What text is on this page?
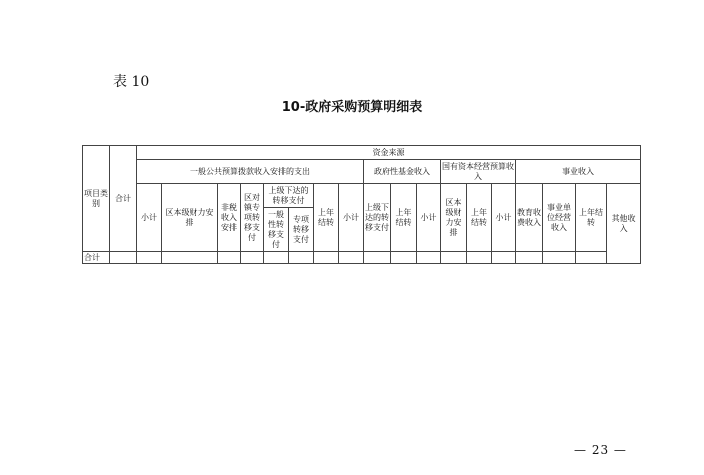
表 10
10-政府采购预算明细表
项目类别	合计	资金来源																		
		一般公共预算拨款收入安排的支出								政府性基金收入			国有资本经营预算收入			事业收入				
		小计	区本级财力安排	非税收入安排	区对镇专项转移支付	上级下达的转移支付		上年结转	小计	上级下达的转移支付	上年结转	小计	区本级财力安排	上年结转	小计	教育收费收入	事业单位经营收入	上年结转	其他收入	

						一般性转移支付	专项转移支付													
合计																				
— 23 —
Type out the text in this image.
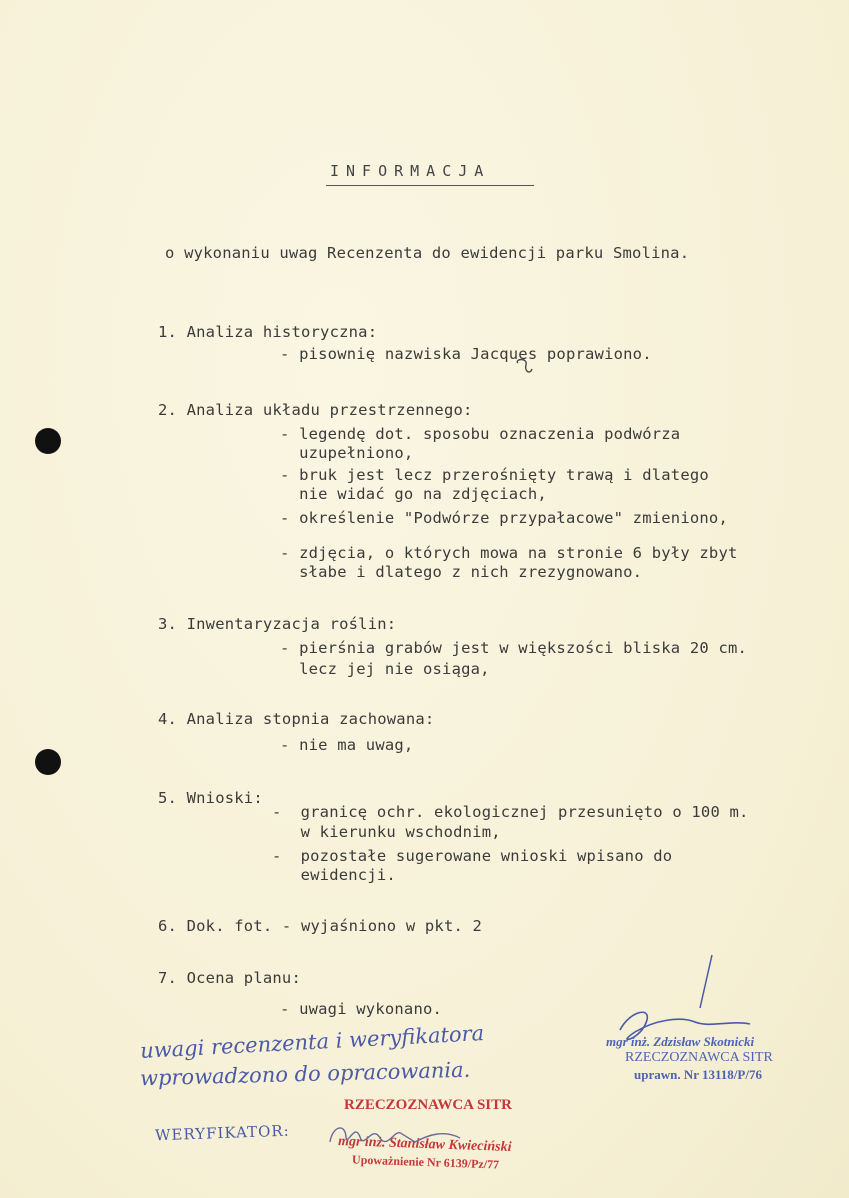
INFORMACJA
o wykonaniu uwag Recenzenta do ewidencji parku Smolina.
1. Analiza historyczna:
- pisownię nazwiska Jacques poprawiono.
2. Analiza układu przestrzennego:
- legendę dot. sposobu oznaczenia podwórza
uzupełniono,
- bruk jest lecz przerośnięty trawą i dlatego
nie widać go na zdjęciach,
- określenie "Podwórze przypałacowe" zmieniono,
- zdjęcia, o których mowa na stronie 6 były zbyt
słabe i dlatego z nich zrezygnowano.
3. Inwentaryzacja roślin:
- pierśnia grabów jest w większości bliska 20 cm.
lecz jej nie osiąga,
4. Analiza stopnia zachowana:
- nie ma uwag,
5. Wnioski:
-  granicę ochr. ekologicznej przesunięto o 100 m.
w kierunku wschodnim,
-  pozostałe sugerowane wnioski wpisano do
ewidencji.
6. Dok. fot. - wyjaśniono w pkt. 2
7. Ocena planu:
- uwagi wykonano.
uwagi recenzenta i weryfikatora
wprowadzono do opracowania.
WERYFIKATOR:
mgr inż. Zdzisław Skotnicki
RZECZOZNAWCA SITR
uprawn. Nr 13118/P/76
RZECZOZNAWCA SITR
mgr inż. Stanisław Kwieciński
Upoważnienie Nr 6139/Pz/77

_ _ _ _ _

● **Task directions**: Where a line of the data holds "jest", show that line.

● **Full response**:
- bruk jest lecz przerośnięty trawą i dlatego
- pierśnia grabów jest w większości bliska 20 cm.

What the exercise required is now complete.